EXERCISE MATERIAL:
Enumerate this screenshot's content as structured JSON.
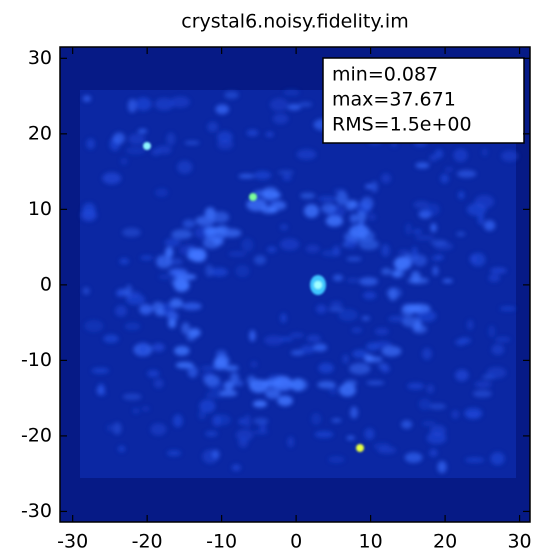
{
  "chart_data": {
    "type": "image",
    "title": "crystal6.noisy.fidelity.im",
    "annotations": [
      "min=0.087",
      "max=37.671",
      "RMS=1.5e+00"
    ],
    "xlim": [
      -31.7,
      31.4
    ],
    "ylim": [
      -31.4,
      31.5
    ],
    "xticks": [
      -30,
      -20,
      -10,
      0,
      10,
      20,
      30
    ],
    "yticks": [
      -30,
      -20,
      -10,
      0,
      10,
      20,
      30
    ]
  }
}
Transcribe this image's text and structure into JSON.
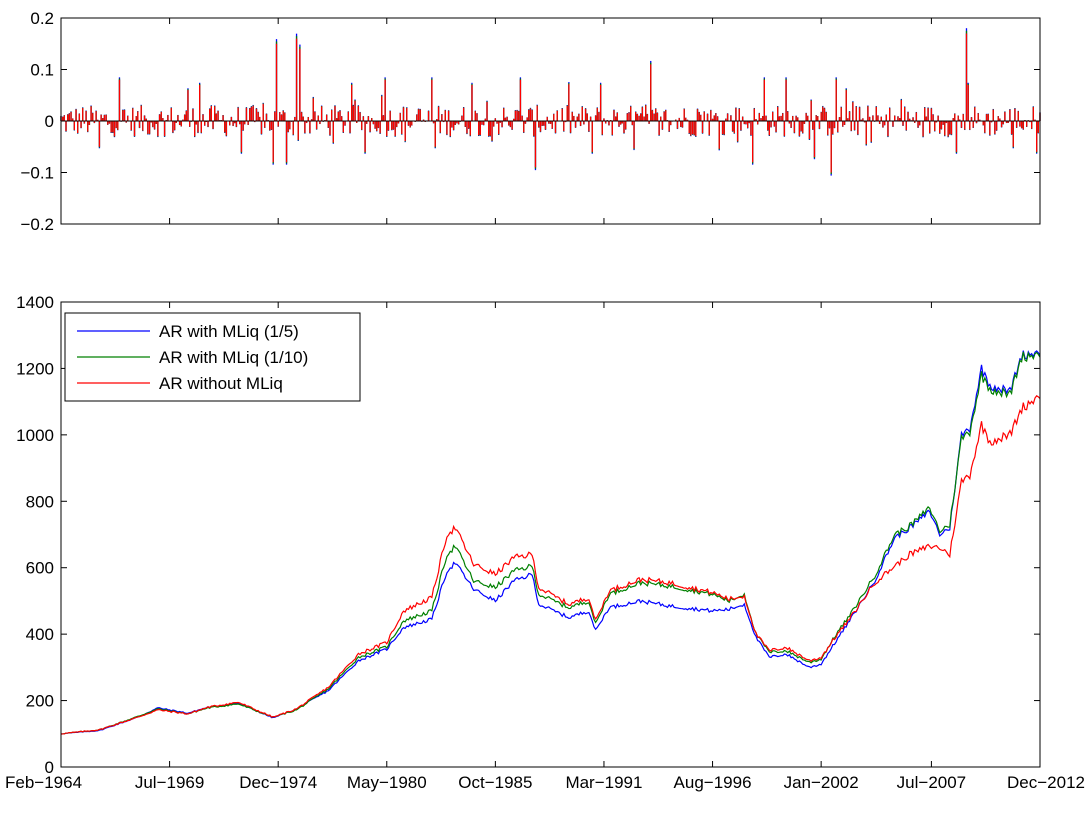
{
  "chart_data": [
    {
      "type": "bar",
      "title": "",
      "xlabel": "",
      "ylabel": "",
      "ylim": [
        -0.2,
        0.2
      ],
      "yticks": [
        -0.2,
        -0.1,
        0,
        0.1,
        0.2
      ],
      "ytick_labels": [
        "−0.2",
        "−0.1",
        "0",
        "0.1",
        "0.2"
      ],
      "x_range": [
        "1964-02",
        "2012-12"
      ],
      "grid": false,
      "notes": "Monthly returns of the three strategies overlaid as thin bars (blue, green, red), red drawn on top.",
      "series_colors": [
        "#0000ff",
        "#008000",
        "#ff0000"
      ],
      "spikes": [
        {
          "date": "1966-01",
          "value": -0.05
        },
        {
          "date": "1967-01",
          "value": 0.08
        },
        {
          "date": "1970-06",
          "value": 0.06
        },
        {
          "date": "1971-01",
          "value": 0.07
        },
        {
          "date": "1973-02",
          "value": -0.06
        },
        {
          "date": "1974-09",
          "value": -0.08
        },
        {
          "date": "1974-11",
          "value": 0.15
        },
        {
          "date": "1975-05",
          "value": -0.08
        },
        {
          "date": "1975-11",
          "value": 0.16
        },
        {
          "date": "1976-01",
          "value": 0.14
        },
        {
          "date": "1978-08",
          "value": 0.07
        },
        {
          "date": "1979-04",
          "value": -0.06
        },
        {
          "date": "1980-04",
          "value": 0.08
        },
        {
          "date": "1982-08",
          "value": 0.08
        },
        {
          "date": "1982-10",
          "value": -0.05
        },
        {
          "date": "1984-08",
          "value": 0.07
        },
        {
          "date": "1987-01",
          "value": 0.08
        },
        {
          "date": "1987-10",
          "value": -0.09
        },
        {
          "date": "1990-08",
          "value": -0.06
        },
        {
          "date": "1991-01",
          "value": 0.07
        },
        {
          "date": "1993-07",
          "value": 0.11
        },
        {
          "date": "1998-08",
          "value": -0.08
        },
        {
          "date": "1999-03",
          "value": 0.08
        },
        {
          "date": "2000-04",
          "value": 0.08
        },
        {
          "date": "2001-09",
          "value": -0.07
        },
        {
          "date": "2002-07",
          "value": -0.1
        },
        {
          "date": "2002-10",
          "value": 0.08
        },
        {
          "date": "2003-04",
          "value": 0.06
        },
        {
          "date": "2004-07",
          "value": -0.04
        },
        {
          "date": "2008-10",
          "value": -0.06
        },
        {
          "date": "2009-04",
          "value": 0.17
        },
        {
          "date": "2009-05",
          "value": 0.07
        },
        {
          "date": "2011-08",
          "value": -0.05
        }
      ]
    },
    {
      "type": "line",
      "title": "",
      "xlabel": "",
      "ylabel": "",
      "ylim": [
        0,
        1400
      ],
      "yticks": [
        0,
        200,
        400,
        600,
        800,
        1000,
        1200,
        1400
      ],
      "x_range": [
        "1964-02",
        "2012-12"
      ],
      "x_tick_labels": [
        "Feb−1964",
        "Jul−1969",
        "Dec−1974",
        "May−1980",
        "Oct−1985",
        "Mar−1991",
        "Aug−1996",
        "Jan−2002",
        "Jul−2007",
        "Dec−2012"
      ],
      "x_tick_dates": [
        "1964-02",
        "1969-07",
        "1974-12",
        "1980-05",
        "1985-10",
        "1991-03",
        "1996-08",
        "2002-01",
        "2007-07",
        "2012-12"
      ],
      "grid": false,
      "legend_position": "top-left",
      "series": [
        {
          "name": "AR with MLiq (1/5)",
          "color": "#0000ff",
          "points": [
            [
              "1964-02",
              100
            ],
            [
              "1966-01",
              110
            ],
            [
              "1967-12",
              150
            ],
            [
              "1968-12",
              178
            ],
            [
              "1970-06",
              162
            ],
            [
              "1971-06",
              180
            ],
            [
              "1972-12",
              192
            ],
            [
              "1974-09",
              148
            ],
            [
              "1975-11",
              175
            ],
            [
              "1977-06",
              230
            ],
            [
              "1978-12",
              320
            ],
            [
              "1980-05",
              355
            ],
            [
              "1981-03",
              420
            ],
            [
              "1982-08",
              445
            ],
            [
              "1983-05",
              590
            ],
            [
              "1983-10",
              615
            ],
            [
              "1984-09",
              535
            ],
            [
              "1985-10",
              500
            ],
            [
              "1986-09",
              560
            ],
            [
              "1987-08",
              580
            ],
            [
              "1987-12",
              490
            ],
            [
              "1989-06",
              450
            ],
            [
              "1990-06",
              470
            ],
            [
              "1990-10",
              410
            ],
            [
              "1991-06",
              480
            ],
            [
              "1993-01",
              500
            ],
            [
              "1994-06",
              485
            ],
            [
              "1996-08",
              470
            ],
            [
              "1997-06",
              475
            ],
            [
              "1998-03",
              490
            ],
            [
              "1998-10",
              390
            ],
            [
              "1999-06",
              330
            ],
            [
              "2000-04",
              340
            ],
            [
              "2001-06",
              300
            ],
            [
              "2002-01",
              310
            ],
            [
              "2002-10",
              380
            ],
            [
              "2003-06",
              440
            ],
            [
              "2004-09",
              560
            ],
            [
              "2005-09",
              690
            ],
            [
              "2006-06",
              720
            ],
            [
              "2007-06",
              770
            ],
            [
              "2007-12",
              700
            ],
            [
              "2008-06",
              720
            ],
            [
              "2009-01",
              1000
            ],
            [
              "2009-06",
              1020
            ],
            [
              "2010-01",
              1200
            ],
            [
              "2010-06",
              1150
            ],
            [
              "2011-06",
              1130
            ],
            [
              "2012-01",
              1240
            ],
            [
              "2012-12",
              1250
            ]
          ]
        },
        {
          "name": "AR with MLiq (1/10)",
          "color": "#008000",
          "points": [
            [
              "1964-02",
              100
            ],
            [
              "1966-01",
              112
            ],
            [
              "1967-12",
              152
            ],
            [
              "1968-12",
              175
            ],
            [
              "1970-06",
              160
            ],
            [
              "1971-06",
              178
            ],
            [
              "1972-12",
              190
            ],
            [
              "1974-09",
              150
            ],
            [
              "1975-11",
              172
            ],
            [
              "1977-06",
              235
            ],
            [
              "1978-12",
              330
            ],
            [
              "1980-05",
              362
            ],
            [
              "1981-03",
              440
            ],
            [
              "1982-08",
              470
            ],
            [
              "1983-05",
              640
            ],
            [
              "1983-10",
              665
            ],
            [
              "1984-09",
              560
            ],
            [
              "1985-10",
              540
            ],
            [
              "1986-09",
              590
            ],
            [
              "1987-08",
              605
            ],
            [
              "1987-12",
              520
            ],
            [
              "1989-06",
              480
            ],
            [
              "1990-06",
              500
            ],
            [
              "1990-10",
              430
            ],
            [
              "1991-06",
              520
            ],
            [
              "1993-01",
              555
            ],
            [
              "1994-06",
              545
            ],
            [
              "1996-08",
              520
            ],
            [
              "1997-06",
              500
            ],
            [
              "1998-03",
              520
            ],
            [
              "1998-10",
              400
            ],
            [
              "1999-06",
              345
            ],
            [
              "2000-04",
              350
            ],
            [
              "2001-06",
              315
            ],
            [
              "2002-01",
              325
            ],
            [
              "2002-10",
              400
            ],
            [
              "2003-06",
              455
            ],
            [
              "2004-09",
              575
            ],
            [
              "2005-09",
              700
            ],
            [
              "2006-06",
              725
            ],
            [
              "2007-06",
              780
            ],
            [
              "2007-12",
              710
            ],
            [
              "2008-06",
              730
            ],
            [
              "2009-01",
              990
            ],
            [
              "2009-06",
              1010
            ],
            [
              "2010-01",
              1180
            ],
            [
              "2010-06",
              1140
            ],
            [
              "2011-06",
              1120
            ],
            [
              "2012-01",
              1235
            ],
            [
              "2012-12",
              1245
            ]
          ]
        },
        {
          "name": "AR without MLiq",
          "color": "#ff0000",
          "points": [
            [
              "1964-02",
              100
            ],
            [
              "1966-01",
              112
            ],
            [
              "1967-12",
              150
            ],
            [
              "1968-12",
              172
            ],
            [
              "1970-06",
              160
            ],
            [
              "1971-06",
              180
            ],
            [
              "1972-12",
              195
            ],
            [
              "1974-09",
              150
            ],
            [
              "1975-11",
              175
            ],
            [
              "1977-06",
              240
            ],
            [
              "1978-12",
              340
            ],
            [
              "1980-05",
              375
            ],
            [
              "1981-03",
              470
            ],
            [
              "1982-08",
              510
            ],
            [
              "1983-05",
              700
            ],
            [
              "1983-10",
              720
            ],
            [
              "1984-09",
              610
            ],
            [
              "1985-10",
              580
            ],
            [
              "1986-09",
              630
            ],
            [
              "1987-08",
              640
            ],
            [
              "1987-12",
              540
            ],
            [
              "1989-06",
              490
            ],
            [
              "1990-06",
              510
            ],
            [
              "1990-10",
              440
            ],
            [
              "1991-06",
              530
            ],
            [
              "1993-01",
              565
            ],
            [
              "1994-06",
              555
            ],
            [
              "1996-08",
              525
            ],
            [
              "1997-06",
              505
            ],
            [
              "1998-03",
              515
            ],
            [
              "1998-10",
              400
            ],
            [
              "1999-06",
              350
            ],
            [
              "2000-04",
              360
            ],
            [
              "2001-06",
              320
            ],
            [
              "2002-01",
              330
            ],
            [
              "2002-10",
              395
            ],
            [
              "2003-06",
              445
            ],
            [
              "2004-09",
              555
            ],
            [
              "2005-09",
              605
            ],
            [
              "2006-06",
              640
            ],
            [
              "2007-06",
              665
            ],
            [
              "2007-12",
              660
            ],
            [
              "2008-06",
              640
            ],
            [
              "2009-01",
              860
            ],
            [
              "2009-06",
              880
            ],
            [
              "2010-01",
              1030
            ],
            [
              "2010-06",
              980
            ],
            [
              "2011-06",
              1000
            ],
            [
              "2012-01",
              1080
            ],
            [
              "2012-12",
              1120
            ]
          ]
        }
      ]
    }
  ]
}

EXERCISE: Show each line in the entries that holds the string "image".

FINAL ANSWER:
    "type": "image",
Transcribe this image's text and structure into JSON.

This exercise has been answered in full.